EXERCISE DETAILS – Locate every line that holds the string "资源与环境" and copy it.

ENTRIES SHOWN –
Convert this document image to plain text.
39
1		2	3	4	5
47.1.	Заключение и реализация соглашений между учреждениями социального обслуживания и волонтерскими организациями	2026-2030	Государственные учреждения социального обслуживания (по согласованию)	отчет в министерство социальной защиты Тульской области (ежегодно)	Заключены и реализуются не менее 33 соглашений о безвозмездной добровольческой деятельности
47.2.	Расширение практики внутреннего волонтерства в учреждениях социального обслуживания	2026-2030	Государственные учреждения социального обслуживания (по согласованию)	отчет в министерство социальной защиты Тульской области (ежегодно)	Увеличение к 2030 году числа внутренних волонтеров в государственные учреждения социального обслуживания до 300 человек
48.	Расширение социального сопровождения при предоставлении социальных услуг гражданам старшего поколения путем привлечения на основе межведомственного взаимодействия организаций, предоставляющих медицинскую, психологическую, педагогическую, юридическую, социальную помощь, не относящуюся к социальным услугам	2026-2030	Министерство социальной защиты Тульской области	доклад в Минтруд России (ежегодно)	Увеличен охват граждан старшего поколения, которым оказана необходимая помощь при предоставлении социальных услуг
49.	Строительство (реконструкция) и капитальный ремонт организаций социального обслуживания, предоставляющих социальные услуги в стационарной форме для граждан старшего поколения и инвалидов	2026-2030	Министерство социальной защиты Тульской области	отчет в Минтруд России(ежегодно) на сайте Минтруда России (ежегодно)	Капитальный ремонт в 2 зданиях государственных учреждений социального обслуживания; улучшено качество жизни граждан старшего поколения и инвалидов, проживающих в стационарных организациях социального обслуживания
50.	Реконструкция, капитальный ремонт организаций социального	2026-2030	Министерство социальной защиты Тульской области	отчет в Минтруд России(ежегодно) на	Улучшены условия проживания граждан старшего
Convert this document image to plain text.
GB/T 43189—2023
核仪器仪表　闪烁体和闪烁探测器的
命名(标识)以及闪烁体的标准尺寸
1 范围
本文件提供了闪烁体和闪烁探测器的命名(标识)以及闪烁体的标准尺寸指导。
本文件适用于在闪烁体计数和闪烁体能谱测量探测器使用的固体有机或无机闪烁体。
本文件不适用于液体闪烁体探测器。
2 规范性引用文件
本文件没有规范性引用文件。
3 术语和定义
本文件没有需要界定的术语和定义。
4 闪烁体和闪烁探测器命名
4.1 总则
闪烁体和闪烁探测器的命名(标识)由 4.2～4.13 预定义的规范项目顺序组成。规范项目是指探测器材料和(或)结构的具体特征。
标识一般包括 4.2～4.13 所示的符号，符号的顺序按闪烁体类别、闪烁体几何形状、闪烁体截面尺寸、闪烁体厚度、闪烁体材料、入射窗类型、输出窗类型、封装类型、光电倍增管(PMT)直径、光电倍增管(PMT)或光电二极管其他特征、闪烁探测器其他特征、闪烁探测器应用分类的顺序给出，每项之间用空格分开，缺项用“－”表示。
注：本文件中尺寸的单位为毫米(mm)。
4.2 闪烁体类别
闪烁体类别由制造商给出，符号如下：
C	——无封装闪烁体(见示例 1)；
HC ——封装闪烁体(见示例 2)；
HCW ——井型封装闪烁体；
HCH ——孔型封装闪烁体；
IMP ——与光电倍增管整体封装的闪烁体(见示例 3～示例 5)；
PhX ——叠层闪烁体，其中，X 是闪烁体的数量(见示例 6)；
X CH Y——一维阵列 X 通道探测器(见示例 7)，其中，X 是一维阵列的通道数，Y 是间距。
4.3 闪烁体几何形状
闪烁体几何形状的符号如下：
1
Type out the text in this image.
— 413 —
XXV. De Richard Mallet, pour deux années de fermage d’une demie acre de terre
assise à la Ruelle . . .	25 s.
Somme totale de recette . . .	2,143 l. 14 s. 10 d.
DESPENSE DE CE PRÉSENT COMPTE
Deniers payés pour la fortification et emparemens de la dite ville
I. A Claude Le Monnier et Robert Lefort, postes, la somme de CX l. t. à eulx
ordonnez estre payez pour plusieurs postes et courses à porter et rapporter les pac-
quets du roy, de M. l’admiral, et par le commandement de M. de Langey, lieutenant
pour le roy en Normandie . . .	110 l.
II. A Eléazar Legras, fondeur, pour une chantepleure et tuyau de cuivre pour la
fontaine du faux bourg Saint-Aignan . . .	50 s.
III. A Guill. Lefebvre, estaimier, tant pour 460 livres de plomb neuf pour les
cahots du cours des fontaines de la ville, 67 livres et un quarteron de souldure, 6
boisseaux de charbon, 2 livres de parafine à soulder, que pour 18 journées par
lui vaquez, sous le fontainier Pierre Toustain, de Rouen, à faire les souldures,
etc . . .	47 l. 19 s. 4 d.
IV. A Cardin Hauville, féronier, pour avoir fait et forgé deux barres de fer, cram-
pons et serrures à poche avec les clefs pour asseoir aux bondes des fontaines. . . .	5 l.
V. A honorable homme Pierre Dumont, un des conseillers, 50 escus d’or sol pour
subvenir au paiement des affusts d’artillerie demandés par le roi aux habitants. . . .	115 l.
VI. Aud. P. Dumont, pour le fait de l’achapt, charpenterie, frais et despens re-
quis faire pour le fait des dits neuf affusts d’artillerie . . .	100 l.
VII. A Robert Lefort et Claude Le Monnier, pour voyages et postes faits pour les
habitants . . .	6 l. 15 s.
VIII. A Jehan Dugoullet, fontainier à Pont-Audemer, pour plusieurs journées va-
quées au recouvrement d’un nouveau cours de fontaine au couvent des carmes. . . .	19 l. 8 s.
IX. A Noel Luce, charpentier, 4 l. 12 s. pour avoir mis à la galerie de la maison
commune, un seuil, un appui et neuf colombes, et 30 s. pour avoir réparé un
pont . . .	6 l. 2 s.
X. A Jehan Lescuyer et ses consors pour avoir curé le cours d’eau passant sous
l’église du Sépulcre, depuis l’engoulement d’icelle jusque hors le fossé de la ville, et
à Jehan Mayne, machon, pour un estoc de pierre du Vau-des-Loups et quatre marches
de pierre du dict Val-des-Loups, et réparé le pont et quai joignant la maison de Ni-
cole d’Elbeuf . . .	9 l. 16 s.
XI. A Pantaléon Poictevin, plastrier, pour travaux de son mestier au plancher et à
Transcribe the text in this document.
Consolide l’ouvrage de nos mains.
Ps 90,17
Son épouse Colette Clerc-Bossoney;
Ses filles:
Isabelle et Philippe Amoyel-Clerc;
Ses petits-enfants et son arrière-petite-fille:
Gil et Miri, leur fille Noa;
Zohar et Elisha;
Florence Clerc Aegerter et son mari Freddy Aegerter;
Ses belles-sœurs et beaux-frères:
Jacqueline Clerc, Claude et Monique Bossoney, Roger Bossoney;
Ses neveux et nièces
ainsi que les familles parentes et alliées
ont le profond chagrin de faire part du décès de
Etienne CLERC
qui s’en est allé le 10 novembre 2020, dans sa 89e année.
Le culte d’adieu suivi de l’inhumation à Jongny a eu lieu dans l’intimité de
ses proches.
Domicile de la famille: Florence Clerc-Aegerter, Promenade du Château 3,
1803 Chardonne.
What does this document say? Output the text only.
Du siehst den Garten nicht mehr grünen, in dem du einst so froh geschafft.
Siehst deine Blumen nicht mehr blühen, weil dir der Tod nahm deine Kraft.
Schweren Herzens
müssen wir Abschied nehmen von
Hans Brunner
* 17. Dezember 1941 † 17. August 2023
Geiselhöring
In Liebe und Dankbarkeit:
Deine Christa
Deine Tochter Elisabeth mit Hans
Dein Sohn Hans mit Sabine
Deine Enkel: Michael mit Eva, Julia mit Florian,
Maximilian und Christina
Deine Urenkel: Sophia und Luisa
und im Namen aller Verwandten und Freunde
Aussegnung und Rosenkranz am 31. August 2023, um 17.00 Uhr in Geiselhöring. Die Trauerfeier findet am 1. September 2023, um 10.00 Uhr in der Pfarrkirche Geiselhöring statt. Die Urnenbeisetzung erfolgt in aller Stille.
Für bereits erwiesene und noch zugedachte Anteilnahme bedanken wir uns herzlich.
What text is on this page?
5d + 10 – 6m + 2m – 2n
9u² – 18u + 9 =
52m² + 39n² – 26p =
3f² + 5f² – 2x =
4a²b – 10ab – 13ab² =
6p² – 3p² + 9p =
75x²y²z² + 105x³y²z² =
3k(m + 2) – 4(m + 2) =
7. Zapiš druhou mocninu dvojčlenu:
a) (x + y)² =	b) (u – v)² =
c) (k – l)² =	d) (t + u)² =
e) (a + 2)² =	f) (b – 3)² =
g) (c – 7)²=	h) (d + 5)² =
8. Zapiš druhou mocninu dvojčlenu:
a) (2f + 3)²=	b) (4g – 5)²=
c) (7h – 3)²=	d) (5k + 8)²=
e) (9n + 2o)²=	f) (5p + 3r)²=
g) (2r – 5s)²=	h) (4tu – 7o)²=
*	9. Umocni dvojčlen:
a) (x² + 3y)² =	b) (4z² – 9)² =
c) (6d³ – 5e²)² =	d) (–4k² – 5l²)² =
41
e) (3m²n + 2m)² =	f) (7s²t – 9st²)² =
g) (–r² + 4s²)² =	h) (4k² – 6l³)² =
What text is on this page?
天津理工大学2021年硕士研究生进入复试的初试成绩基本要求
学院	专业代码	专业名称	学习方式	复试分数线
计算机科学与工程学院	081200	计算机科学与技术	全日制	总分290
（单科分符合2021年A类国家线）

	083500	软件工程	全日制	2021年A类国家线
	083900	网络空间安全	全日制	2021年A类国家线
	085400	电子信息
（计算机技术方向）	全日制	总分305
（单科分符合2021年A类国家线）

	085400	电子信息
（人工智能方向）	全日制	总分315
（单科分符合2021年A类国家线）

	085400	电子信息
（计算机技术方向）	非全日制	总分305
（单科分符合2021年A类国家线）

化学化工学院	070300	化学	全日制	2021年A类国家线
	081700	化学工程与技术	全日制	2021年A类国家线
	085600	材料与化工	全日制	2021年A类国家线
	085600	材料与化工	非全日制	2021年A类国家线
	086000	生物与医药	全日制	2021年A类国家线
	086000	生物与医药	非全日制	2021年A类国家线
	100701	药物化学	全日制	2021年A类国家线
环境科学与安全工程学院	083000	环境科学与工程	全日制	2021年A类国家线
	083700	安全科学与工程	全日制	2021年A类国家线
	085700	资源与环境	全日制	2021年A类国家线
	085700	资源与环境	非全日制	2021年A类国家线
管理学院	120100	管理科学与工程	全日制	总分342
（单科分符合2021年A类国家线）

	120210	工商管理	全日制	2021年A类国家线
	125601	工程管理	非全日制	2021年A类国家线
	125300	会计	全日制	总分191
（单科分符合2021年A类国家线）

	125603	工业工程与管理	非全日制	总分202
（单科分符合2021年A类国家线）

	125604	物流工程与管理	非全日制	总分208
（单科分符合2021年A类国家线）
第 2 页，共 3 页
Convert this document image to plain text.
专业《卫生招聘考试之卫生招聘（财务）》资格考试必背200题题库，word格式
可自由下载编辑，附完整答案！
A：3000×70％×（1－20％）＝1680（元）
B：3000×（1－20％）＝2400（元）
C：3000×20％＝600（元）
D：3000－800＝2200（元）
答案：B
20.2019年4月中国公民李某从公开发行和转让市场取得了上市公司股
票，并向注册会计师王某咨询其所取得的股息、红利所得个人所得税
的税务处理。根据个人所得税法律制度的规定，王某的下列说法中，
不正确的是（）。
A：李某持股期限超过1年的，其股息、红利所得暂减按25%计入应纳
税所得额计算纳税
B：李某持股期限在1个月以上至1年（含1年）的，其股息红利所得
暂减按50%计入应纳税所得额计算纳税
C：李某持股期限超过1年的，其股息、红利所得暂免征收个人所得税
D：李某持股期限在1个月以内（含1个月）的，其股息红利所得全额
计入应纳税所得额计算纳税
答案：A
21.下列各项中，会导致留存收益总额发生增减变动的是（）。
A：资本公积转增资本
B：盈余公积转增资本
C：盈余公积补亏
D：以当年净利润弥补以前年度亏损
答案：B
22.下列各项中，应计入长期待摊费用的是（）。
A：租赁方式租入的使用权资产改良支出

EXPECTED OUTPUT –
	085700	资源与环境	全日制	2021年A类国家线
	085700	资源与环境	非全日制	2021年A类国家线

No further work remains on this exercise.